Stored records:
=-=-=-=-=

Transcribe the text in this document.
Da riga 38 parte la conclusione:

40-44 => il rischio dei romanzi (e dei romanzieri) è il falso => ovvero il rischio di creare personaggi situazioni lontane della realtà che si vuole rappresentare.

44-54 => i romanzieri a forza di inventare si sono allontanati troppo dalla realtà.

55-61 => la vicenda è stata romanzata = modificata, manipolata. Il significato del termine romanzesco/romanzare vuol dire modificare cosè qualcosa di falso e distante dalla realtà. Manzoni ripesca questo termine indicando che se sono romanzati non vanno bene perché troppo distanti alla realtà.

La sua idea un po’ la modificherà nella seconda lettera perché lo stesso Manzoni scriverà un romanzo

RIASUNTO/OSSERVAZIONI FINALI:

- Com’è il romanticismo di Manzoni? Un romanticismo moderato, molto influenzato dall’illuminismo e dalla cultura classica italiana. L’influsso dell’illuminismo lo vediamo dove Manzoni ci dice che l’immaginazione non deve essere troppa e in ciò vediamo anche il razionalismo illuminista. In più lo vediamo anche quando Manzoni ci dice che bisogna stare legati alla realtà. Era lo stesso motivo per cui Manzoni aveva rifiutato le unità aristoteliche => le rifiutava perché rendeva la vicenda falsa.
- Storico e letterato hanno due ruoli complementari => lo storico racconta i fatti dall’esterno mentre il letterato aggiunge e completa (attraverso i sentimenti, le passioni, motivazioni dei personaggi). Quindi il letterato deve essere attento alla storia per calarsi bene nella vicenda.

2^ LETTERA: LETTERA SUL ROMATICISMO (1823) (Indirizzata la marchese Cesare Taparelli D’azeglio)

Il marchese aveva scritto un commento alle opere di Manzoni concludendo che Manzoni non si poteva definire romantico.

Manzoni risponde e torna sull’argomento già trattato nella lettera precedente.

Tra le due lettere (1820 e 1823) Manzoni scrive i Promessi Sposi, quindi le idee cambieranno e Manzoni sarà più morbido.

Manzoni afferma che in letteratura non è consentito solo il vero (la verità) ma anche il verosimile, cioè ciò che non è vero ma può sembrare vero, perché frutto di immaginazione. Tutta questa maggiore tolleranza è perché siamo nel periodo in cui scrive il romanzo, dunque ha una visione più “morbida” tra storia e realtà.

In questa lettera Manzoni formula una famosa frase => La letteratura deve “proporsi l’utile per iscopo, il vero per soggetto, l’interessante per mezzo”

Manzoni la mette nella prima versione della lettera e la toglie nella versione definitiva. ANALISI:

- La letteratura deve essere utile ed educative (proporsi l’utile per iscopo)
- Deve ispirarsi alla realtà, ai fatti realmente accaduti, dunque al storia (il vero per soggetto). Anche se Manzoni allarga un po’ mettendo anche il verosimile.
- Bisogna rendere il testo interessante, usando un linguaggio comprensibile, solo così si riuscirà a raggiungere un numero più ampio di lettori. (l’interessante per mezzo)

=-=-=-=-=

Task details: Output each record precisely as given.

Answer to this task:
Transcribe the text in this document.
Da riga 38 parte la conclusione:

40-44 => il rischio dei romanzi (e dei romanzieri) è il falso => ovvero il rischio di creare personaggi situazioni lontane della realtà che si vuole rappresentare.

44-54 => i romanzieri a forza di inventare si sono allontanati troppo dalla realtà.

55-61 => la vicenda è stata romanzata = modificata, manipolata. Il significato del termine romanzesco/romanzare vuol dire modificare cosè qualcosa di falso e distante dalla realtà. Manzoni ripesca questo termine indicando che se sono romanzati non vanno bene perché troppo distanti alla realtà.

La sua idea un po’ la modificherà nella seconda lettera perché lo stesso Manzoni scriverà un romanzo

RIASUNTO/OSSERVAZIONI FINALI:

- Com’è il romanticismo di Manzoni? Un romanticismo moderato, molto influenzato dall’illuminismo e dalla cultura classica italiana. L’influsso dell’illuminismo lo vediamo dove Manzoni ci dice che l’immaginazione non deve essere troppa e in ciò vediamo anche il razionalismo illuminista. In più lo vediamo anche quando Manzoni ci dice che bisogna stare legati alla realtà. Era lo stesso motivo per cui Manzoni aveva rifiutato le unità aristoteliche => le rifiutava perché rendeva la vicenda falsa.
- Storico e letterato hanno due ruoli complementari => lo storico racconta i fatti dall’esterno mentre il letterato aggiunge e completa (attraverso i sentimenti, le passioni, motivazioni dei personaggi). Quindi il letterato deve essere attento alla storia per calarsi bene nella vicenda.

2^ LETTERA: LETTERA SUL ROMATICISMO (1823) (Indirizzata la marchese Cesare Taparelli D’azeglio)

Il marchese aveva scritto un commento alle opere di Manzoni concludendo che Manzoni non si poteva definire romantico.

Manzoni risponde e torna sull’argomento già trattato nella lettera precedente.

Tra le due lettere (1820 e 1823) Manzoni scrive i Promessi Sposi, quindi le idee cambieranno e Manzoni sarà più morbido.

Manzoni afferma che in letteratura non è consentito solo il vero (la verità) ma anche il verosimile, cioè ciò che non è vero ma può sembrare vero, perché frutto di immaginazione. Tutta questa maggiore tolleranza è perché siamo nel periodo in cui scrive il romanzo, dunque ha una visione più “morbida” tra storia e realtà.

In questa lettera Manzoni formula una famosa frase => La letteratura deve “proporsi l’utile per iscopo, il vero per soggetto, l’interessante per mezzo”

Manzoni la mette nella prima versione della lettera e la toglie nella versione definitiva. ANALISI:

- La letteratura deve essere utile ed educative (proporsi l’utile per iscopo)
- Deve ispirarsi alla realtà, ai fatti realmente accaduti, dunque al storia (il vero per soggetto). Anche se Manzoni allarga un po’ mettendo anche il verosimile.
- Bisogna rendere il testo interessante, usando un linguaggio comprensibile, solo così si riuscirà a raggiungere un numero più ampio di lettori. (l’interessante per mezzo)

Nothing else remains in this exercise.